Exercise: Report how many lines hold the word "многоэтажных"; give nothing but the number.

Material for this exercise:
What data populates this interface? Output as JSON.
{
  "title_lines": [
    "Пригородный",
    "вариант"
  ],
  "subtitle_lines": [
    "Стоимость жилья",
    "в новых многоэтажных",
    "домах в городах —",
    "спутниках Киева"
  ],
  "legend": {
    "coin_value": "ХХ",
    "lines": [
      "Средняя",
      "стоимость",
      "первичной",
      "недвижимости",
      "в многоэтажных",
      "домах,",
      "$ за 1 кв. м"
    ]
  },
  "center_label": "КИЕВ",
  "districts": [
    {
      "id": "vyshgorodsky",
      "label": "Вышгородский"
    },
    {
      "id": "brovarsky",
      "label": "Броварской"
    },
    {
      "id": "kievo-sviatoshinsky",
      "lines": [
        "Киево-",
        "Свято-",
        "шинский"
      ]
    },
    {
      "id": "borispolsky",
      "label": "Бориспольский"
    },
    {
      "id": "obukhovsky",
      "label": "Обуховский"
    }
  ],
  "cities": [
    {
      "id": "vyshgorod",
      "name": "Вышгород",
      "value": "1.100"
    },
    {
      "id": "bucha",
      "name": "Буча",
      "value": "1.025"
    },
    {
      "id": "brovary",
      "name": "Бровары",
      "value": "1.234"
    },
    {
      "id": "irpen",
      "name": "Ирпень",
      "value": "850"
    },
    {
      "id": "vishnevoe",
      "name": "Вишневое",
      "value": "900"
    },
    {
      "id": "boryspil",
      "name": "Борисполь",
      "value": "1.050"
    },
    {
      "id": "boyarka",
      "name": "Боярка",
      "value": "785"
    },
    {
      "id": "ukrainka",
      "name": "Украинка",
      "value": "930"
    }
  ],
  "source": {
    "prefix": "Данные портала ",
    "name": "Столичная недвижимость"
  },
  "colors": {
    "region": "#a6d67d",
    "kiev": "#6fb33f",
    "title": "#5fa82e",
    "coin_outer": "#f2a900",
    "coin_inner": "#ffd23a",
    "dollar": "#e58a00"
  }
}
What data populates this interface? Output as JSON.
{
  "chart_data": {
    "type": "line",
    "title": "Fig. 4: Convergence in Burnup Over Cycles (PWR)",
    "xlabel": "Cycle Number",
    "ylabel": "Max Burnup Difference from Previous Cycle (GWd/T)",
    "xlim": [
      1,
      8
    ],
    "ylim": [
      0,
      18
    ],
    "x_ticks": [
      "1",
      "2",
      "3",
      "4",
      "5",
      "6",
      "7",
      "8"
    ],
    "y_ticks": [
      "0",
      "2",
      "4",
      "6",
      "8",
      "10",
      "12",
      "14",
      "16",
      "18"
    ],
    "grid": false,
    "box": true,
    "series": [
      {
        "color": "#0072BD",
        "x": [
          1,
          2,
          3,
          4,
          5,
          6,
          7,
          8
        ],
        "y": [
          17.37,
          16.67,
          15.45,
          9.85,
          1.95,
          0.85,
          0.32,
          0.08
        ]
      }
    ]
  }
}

Written response: 2